• _WORK TO COMPLETE_:
**A)** Please reproduce the ranch forum thread word for word, from "That may be" to "politically correct bs.".
**B)** Continue the ranch forum thread, starting right after its final sentence.

• _PROVIDED PASSAGE_:
= = = =
Well it helps that the ranch was founded in the 1870's when a man could grab chunks of land like that, not like now a days


----------



## Vol (Jul 5, 2009)

Thorim said:


> Well it helps that the ranch was founded in the 1870's when a man could grab chunks of land like that, not like now a days


That may be true, but more incredible to me is that the family has held on to it! Can you imagine some of the crisis they have had to weather in order to continue.....pure grit and determination.....something in dang short supply in this country anymore.

It seems like many males in this country want to stay in close reach of their so called "feminine side"....I don't know why we just can't be what we (heterosexuals) were created to be without getting wound up in all this politically correct bs.

Regards, Mike


----------



## Tim/South (Dec 12, 2011)

Vol said:


> It seems like the males in this country want to stay in close reach of their so called "feminine side"....


My feminine side is my wife. I have mellowed over the years and I did pick up some extra manners from her. She wants to be the lady and wants me to be the man. Works for us.


----------



## sethd11 (Jan 1, 2012)

panhandle9400 said:


> I neighbor a 100 plus section ranch here , I think they are down to 500 some momma cows ? This ranch has only 3 fulltime cowboys, they will hire some day workers when branding an shipping , it is managed quite well . It has been very tough for those who have weathered several years of extreme drought , most would not have a clue about being dry . When you have had less than 4 inches for a year I will say you do . There has been a big area across parts of west Texas east NM , west Oklahoma , se Colorado an sw Kansas that has been damn rough . I must say I had planned on starting to lay down alfalfa May 1st and it has been enough rain so far that we have not got shit done, my 1st cutting consist of over 1300 acres and not a acre has been swathed as of yet, damn mud bahahahaha. 1 extreme to the other . I am happy not to have dust in my eyes though. God will see to us all , sometimes we have to wait in line a little longer than others .
= = = =
• _RECORDS PROVIDED_:
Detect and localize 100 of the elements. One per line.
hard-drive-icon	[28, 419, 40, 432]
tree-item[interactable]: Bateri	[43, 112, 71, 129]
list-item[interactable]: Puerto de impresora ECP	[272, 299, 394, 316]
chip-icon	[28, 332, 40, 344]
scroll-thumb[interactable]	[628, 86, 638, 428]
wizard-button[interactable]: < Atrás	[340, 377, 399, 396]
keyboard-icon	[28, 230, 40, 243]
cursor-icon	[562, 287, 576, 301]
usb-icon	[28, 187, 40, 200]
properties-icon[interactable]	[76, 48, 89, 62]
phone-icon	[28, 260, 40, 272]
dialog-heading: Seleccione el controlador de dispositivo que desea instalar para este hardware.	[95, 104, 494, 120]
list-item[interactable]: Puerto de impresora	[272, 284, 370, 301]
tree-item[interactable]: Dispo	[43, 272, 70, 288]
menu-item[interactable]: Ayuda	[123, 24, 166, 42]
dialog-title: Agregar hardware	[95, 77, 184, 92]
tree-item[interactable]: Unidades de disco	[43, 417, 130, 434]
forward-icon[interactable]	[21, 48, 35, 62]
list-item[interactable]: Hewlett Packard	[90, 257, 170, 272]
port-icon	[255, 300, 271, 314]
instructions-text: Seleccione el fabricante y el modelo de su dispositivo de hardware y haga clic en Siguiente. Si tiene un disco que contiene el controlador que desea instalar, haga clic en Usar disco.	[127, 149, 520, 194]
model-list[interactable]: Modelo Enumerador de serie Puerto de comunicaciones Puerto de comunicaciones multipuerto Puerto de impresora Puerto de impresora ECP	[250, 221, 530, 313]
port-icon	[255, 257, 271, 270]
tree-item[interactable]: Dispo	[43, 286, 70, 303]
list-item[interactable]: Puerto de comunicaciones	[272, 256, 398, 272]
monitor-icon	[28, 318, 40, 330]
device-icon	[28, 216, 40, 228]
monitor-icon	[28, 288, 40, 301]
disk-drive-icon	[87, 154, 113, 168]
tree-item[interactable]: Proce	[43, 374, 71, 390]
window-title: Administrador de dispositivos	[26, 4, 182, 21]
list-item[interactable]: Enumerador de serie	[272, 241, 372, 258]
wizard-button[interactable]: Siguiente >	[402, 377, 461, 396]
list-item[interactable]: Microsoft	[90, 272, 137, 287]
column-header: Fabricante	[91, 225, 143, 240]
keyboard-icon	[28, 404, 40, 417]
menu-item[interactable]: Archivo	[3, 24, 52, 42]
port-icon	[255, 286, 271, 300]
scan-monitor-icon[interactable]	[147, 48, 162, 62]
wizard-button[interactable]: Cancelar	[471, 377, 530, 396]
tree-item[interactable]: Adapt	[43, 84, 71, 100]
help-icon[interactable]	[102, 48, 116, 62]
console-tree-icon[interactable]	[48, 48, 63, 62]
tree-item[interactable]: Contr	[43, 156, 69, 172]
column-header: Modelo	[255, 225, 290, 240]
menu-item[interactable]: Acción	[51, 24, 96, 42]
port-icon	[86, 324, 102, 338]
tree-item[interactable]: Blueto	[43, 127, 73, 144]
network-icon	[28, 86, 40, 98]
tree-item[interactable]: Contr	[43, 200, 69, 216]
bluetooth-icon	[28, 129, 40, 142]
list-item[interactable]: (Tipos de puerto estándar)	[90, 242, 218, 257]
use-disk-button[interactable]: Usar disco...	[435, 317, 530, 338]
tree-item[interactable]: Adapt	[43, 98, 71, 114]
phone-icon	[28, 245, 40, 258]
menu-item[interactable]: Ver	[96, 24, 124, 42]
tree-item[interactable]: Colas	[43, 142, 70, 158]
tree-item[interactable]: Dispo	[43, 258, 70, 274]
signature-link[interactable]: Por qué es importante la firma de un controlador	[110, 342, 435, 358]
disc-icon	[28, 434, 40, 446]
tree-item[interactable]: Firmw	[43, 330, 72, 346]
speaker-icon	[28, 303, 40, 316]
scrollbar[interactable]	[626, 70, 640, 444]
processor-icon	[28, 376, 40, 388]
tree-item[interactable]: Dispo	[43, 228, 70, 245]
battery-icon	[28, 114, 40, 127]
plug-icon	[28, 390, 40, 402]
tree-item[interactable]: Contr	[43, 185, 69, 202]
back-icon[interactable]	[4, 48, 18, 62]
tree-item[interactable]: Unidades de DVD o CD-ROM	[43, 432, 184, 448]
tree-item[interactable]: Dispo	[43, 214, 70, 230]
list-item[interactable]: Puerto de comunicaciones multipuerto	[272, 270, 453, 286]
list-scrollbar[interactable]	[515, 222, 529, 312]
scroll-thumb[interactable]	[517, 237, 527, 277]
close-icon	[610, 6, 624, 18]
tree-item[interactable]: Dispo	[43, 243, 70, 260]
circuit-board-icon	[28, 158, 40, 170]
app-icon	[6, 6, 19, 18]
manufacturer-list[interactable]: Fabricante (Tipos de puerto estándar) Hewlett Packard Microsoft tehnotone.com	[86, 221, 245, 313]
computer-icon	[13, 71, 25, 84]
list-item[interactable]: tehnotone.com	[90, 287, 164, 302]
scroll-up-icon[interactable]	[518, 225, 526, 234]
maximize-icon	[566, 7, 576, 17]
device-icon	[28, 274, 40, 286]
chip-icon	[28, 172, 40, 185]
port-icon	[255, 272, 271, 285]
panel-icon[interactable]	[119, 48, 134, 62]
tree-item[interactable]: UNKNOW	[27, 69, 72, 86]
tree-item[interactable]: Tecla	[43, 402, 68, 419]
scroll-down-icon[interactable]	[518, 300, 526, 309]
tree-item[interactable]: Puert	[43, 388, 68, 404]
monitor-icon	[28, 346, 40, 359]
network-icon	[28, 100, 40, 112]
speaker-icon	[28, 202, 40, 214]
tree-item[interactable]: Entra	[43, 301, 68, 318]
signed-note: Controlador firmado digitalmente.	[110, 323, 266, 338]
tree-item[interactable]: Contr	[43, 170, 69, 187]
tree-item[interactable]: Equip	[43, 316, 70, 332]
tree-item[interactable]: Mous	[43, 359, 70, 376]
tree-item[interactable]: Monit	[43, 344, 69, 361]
= = = =
• _ANSWERS TO EACH TASK_:
**A)**
That may be true, but more incredible to me is that the family has held on to it! Can you imagine some of the crisis they have had to weather in order to continue.....pure grit and determination.....something in dang short supply in this country anymore.

It seems like many males in this country want to stay in close reach of their so called "feminine side"....I don't know why we just can't be what we (heterosexuals) were created to be without getting wound up in all this politically correct bs.

**B)**
Panhandle, I love that last sentence because that is the truth.


----------



## Thorim (Jan 19, 2015)

Vol said:


> That may be true, but more incredible to me is that the family has held on to it! Can you imagine some of the crisis they have had to weather in order to continue.....pure grit and determination.....something in dang short supply in this country anymore.
> 
> It seems like many males in this country want to stay in close reach of their so called "feminine side"....I don't know why we just can't be what we (heterosexuals) were created to be without getting wound up in all this politically correct bs.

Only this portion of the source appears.